## Your instructions
Count the lines in the records below that contain the word "condition", and reply with only that number.

(Data extracted from a collection)
_ _ _ _ _ _ _

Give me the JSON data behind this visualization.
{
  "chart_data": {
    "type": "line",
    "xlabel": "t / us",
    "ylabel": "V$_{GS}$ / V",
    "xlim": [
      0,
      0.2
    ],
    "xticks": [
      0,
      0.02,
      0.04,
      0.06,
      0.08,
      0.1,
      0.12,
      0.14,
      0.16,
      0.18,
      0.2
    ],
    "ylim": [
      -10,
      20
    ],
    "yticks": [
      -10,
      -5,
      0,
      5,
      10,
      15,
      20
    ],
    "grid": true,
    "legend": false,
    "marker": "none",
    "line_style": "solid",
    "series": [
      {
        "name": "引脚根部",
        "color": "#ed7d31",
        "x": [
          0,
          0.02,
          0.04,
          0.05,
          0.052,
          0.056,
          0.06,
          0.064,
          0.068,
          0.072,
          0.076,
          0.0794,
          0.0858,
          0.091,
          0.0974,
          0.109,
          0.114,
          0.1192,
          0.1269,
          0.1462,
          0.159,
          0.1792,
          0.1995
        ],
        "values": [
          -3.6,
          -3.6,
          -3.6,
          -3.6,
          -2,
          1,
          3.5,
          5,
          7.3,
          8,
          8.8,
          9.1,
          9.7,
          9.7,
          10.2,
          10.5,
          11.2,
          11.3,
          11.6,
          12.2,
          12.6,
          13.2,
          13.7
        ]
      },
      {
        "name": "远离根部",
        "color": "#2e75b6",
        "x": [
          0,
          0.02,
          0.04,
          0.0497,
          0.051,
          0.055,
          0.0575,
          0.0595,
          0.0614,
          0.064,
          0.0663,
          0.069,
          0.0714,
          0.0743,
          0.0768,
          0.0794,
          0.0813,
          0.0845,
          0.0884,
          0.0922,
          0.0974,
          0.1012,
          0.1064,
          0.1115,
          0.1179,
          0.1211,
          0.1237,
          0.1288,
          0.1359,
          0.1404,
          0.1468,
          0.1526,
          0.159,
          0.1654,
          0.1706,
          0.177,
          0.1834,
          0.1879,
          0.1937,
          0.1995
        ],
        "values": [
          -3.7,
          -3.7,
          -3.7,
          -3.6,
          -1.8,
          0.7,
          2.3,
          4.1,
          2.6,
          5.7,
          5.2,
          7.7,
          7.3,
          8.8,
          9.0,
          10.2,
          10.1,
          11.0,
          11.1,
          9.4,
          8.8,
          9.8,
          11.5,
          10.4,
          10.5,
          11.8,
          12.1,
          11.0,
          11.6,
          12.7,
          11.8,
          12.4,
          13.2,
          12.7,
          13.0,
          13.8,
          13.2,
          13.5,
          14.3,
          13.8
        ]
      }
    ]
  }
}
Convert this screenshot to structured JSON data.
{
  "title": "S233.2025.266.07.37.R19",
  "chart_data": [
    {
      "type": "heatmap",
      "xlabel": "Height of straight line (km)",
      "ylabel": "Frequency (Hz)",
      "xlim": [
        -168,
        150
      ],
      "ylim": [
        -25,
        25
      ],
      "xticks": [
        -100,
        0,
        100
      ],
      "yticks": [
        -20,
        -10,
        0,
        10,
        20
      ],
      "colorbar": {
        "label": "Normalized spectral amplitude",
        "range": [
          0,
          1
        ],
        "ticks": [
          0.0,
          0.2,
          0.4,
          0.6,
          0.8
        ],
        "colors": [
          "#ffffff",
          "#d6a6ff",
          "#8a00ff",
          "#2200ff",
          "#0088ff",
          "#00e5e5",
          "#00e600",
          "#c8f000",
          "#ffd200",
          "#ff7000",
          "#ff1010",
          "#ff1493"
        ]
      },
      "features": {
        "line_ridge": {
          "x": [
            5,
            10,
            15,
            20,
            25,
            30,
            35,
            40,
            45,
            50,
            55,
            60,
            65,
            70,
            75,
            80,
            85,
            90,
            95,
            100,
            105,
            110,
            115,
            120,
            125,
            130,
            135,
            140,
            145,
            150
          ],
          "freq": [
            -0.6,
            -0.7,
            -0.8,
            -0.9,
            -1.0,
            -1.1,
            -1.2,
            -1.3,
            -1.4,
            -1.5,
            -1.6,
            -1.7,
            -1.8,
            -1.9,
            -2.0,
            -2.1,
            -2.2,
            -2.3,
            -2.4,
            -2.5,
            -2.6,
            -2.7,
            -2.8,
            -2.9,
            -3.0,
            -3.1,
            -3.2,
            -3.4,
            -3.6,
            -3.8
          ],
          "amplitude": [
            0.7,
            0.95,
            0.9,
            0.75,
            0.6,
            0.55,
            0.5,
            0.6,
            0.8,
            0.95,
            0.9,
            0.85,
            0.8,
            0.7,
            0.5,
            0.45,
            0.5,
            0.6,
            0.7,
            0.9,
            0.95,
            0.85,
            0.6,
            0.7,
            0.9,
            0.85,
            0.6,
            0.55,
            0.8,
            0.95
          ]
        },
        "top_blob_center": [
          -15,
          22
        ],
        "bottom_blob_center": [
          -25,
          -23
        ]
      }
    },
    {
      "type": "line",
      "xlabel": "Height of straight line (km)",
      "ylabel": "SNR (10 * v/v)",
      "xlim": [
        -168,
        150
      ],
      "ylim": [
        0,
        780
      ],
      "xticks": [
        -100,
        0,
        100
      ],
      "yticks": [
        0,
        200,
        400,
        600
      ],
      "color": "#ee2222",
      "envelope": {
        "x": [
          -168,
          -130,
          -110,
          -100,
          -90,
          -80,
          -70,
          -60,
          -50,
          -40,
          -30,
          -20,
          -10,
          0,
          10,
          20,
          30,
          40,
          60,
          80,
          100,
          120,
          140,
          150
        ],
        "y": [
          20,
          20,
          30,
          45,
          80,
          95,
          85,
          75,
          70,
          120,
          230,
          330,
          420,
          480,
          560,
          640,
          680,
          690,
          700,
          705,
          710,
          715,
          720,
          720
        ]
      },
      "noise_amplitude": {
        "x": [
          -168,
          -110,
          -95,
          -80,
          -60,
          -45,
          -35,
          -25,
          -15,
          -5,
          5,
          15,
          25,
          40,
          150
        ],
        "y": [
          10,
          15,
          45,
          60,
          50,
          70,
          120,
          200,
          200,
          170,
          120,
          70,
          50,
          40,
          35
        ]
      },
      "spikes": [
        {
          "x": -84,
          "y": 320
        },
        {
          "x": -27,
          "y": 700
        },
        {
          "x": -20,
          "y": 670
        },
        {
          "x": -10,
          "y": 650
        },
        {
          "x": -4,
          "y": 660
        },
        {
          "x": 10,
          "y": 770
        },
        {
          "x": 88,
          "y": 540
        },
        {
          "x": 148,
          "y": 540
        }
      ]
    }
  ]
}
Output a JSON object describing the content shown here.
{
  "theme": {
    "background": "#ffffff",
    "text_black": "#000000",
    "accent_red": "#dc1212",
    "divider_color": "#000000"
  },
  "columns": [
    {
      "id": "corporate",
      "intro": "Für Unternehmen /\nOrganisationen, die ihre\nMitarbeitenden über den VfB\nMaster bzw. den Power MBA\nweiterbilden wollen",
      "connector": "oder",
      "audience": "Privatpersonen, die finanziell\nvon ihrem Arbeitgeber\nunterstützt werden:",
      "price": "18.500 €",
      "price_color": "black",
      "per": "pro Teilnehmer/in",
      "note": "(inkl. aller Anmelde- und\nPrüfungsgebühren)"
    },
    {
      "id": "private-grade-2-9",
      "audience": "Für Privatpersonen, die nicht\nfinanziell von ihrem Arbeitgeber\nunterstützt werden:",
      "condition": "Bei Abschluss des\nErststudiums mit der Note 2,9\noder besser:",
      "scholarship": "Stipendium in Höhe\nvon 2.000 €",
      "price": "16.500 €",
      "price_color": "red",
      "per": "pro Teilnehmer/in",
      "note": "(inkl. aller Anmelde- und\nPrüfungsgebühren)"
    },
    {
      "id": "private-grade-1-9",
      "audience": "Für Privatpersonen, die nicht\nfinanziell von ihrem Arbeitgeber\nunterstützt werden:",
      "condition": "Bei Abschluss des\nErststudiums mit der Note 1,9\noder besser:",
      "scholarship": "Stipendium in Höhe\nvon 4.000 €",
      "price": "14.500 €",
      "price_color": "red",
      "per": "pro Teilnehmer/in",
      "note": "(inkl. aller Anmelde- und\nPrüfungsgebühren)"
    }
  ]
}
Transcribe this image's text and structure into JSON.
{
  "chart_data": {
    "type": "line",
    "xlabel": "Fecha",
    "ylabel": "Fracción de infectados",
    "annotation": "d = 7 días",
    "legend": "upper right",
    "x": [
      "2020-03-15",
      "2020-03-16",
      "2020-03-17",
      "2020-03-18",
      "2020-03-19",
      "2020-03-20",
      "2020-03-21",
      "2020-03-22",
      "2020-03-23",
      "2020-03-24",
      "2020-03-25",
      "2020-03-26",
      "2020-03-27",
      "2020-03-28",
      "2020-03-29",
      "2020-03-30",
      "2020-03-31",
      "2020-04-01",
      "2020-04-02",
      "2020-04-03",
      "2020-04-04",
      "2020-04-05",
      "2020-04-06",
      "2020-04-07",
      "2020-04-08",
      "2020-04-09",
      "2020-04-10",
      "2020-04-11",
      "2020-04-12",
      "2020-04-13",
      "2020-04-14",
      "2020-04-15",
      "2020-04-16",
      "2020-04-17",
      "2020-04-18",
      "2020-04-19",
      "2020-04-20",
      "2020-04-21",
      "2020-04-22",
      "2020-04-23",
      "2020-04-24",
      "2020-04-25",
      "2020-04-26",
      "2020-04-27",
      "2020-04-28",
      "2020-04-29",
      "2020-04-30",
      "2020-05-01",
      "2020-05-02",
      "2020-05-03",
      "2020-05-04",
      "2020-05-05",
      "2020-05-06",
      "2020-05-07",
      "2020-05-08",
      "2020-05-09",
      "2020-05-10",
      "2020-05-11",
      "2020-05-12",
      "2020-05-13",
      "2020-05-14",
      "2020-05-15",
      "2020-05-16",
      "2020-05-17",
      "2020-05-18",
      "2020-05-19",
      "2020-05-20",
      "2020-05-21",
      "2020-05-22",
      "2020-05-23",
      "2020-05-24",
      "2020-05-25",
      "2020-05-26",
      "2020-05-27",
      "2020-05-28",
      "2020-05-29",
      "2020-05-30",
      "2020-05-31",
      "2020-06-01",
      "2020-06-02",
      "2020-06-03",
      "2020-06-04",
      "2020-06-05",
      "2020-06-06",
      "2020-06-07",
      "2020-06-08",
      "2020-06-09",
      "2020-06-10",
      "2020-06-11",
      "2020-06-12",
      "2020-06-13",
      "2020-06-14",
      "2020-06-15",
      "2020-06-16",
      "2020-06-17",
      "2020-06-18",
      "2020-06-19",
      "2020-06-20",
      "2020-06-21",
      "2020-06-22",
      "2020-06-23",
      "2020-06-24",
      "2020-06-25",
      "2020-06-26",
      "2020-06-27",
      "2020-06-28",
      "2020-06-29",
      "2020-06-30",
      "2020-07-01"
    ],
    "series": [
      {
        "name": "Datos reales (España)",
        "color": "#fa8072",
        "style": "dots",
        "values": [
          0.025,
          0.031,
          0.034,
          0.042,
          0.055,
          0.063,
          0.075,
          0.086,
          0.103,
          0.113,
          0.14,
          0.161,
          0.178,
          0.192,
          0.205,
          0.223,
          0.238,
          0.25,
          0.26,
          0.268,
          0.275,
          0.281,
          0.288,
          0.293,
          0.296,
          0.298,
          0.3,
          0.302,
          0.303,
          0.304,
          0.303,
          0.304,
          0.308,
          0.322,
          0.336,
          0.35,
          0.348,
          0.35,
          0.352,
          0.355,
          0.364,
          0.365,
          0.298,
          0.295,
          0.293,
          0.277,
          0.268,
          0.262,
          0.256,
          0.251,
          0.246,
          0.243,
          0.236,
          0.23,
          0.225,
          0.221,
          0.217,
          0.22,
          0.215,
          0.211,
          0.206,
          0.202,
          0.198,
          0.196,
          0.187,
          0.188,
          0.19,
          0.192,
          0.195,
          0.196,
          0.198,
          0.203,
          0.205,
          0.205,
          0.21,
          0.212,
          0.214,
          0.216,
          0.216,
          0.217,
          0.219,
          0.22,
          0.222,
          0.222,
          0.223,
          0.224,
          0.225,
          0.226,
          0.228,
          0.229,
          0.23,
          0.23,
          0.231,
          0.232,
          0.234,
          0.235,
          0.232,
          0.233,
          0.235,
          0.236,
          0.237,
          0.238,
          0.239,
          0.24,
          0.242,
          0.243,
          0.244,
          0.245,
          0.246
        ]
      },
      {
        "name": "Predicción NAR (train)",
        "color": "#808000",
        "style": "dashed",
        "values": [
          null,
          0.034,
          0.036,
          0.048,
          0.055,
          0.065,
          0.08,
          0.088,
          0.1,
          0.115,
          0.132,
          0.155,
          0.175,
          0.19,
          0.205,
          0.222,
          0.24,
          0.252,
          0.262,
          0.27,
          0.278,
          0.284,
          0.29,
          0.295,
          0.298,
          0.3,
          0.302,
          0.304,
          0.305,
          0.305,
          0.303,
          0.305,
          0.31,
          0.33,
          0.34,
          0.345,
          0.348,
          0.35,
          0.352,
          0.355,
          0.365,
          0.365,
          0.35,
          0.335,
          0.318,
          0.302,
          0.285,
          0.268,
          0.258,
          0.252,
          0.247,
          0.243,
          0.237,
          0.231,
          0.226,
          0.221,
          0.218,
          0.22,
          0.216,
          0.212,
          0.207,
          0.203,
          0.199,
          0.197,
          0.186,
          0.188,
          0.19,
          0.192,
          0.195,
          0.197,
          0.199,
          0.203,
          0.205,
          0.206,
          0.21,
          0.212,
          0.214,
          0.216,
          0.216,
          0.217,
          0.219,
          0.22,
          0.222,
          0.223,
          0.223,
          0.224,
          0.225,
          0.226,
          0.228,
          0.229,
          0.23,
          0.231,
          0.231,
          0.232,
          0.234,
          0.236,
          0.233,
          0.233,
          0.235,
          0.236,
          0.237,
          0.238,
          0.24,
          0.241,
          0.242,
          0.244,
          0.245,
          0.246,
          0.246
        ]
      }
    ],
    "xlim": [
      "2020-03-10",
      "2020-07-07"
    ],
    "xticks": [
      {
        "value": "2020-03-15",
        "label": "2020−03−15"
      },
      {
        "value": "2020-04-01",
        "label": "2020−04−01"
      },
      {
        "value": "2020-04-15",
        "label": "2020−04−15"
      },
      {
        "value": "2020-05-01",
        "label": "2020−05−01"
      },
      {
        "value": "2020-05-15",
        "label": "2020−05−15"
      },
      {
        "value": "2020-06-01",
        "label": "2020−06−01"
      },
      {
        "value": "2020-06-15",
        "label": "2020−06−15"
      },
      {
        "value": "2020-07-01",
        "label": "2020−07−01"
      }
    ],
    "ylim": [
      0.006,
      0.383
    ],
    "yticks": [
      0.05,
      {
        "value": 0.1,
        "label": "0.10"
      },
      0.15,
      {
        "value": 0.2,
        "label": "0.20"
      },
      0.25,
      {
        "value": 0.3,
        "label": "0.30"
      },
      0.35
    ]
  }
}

_ _ _ _ _ _ _

## Solution to this problem
2